##### Listed entries #####

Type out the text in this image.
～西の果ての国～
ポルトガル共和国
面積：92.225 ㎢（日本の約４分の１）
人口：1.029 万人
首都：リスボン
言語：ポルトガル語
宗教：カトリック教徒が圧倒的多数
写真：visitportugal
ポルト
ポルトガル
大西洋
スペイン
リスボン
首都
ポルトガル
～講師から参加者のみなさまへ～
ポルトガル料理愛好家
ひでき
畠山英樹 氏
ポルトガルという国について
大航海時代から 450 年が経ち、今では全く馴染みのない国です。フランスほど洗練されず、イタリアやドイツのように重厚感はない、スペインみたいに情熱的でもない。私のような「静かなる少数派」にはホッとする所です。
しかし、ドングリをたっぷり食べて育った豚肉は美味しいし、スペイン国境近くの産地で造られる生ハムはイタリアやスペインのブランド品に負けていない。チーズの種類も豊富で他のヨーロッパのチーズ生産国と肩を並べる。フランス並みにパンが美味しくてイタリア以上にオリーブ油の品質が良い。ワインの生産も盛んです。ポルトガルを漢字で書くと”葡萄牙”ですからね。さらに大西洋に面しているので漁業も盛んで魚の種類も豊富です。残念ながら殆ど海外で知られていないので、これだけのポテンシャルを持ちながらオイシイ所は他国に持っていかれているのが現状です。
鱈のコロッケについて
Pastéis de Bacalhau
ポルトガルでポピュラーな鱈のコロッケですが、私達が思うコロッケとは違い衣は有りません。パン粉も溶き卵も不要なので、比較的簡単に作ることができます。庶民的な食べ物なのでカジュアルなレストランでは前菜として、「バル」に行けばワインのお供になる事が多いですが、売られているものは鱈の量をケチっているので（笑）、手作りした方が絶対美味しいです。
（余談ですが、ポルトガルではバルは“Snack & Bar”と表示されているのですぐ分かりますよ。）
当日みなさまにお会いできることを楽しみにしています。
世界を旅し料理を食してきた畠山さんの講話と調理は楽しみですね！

#####

[What the exercise asks]: Above are some records; repeat all of them exactly.

[Task answer]:
Type out the text in this image.
～西の果ての国～
ポルトガル共和国
面積：92.225 ㎢（日本の約４分の１）
人口：1.029 万人
首都：リスボン
言語：ポルトガル語
宗教：カトリック教徒が圧倒的多数
写真：visitportugal
ポルト
ポルトガル
大西洋
スペイン
リスボン
首都
ポルトガル
～講師から参加者のみなさまへ～
ポルトガル料理愛好家
ひでき
畠山英樹 氏
ポルトガルという国について
大航海時代から 450 年が経ち、今では全く馴染みのない国です。フランスほど洗練されず、イタリアやドイツのように重厚感はない、スペインみたいに情熱的でもない。私のような「静かなる少数派」にはホッとする所です。
しかし、ドングリをたっぷり食べて育った豚肉は美味しいし、スペイン国境近くの産地で造られる生ハムはイタリアやスペインのブランド品に負けていない。チーズの種類も豊富で他のヨーロッパのチーズ生産国と肩を並べる。フランス並みにパンが美味しくてイタリア以上にオリーブ油の品質が良い。ワインの生産も盛んです。ポルトガルを漢字で書くと”葡萄牙”ですからね。さらに大西洋に面しているので漁業も盛んで魚の種類も豊富です。残念ながら殆ど海外で知られていないので、これだけのポテンシャルを持ちながらオイシイ所は他国に持っていかれているのが現状です。
鱈のコロッケについて
Pastéis de Bacalhau
ポルトガルでポピュラーな鱈のコロッケですが、私達が思うコロッケとは違い衣は有りません。パン粉も溶き卵も不要なので、比較的簡単に作ることができます。庶民的な食べ物なのでカジュアルなレストランでは前菜として、「バル」に行けばワインのお供になる事が多いですが、売られているものは鱈の量をケチっているので（笑）、手作りした方が絶対美味しいです。
（余談ですが、ポルトガルではバルは“Snack & Bar”と表示されているのですぐ分かりますよ。）
当日みなさまにお会いできることを楽しみにしています。
世界を旅し料理を食してきた畠山さんの講話と調理は楽しみですね！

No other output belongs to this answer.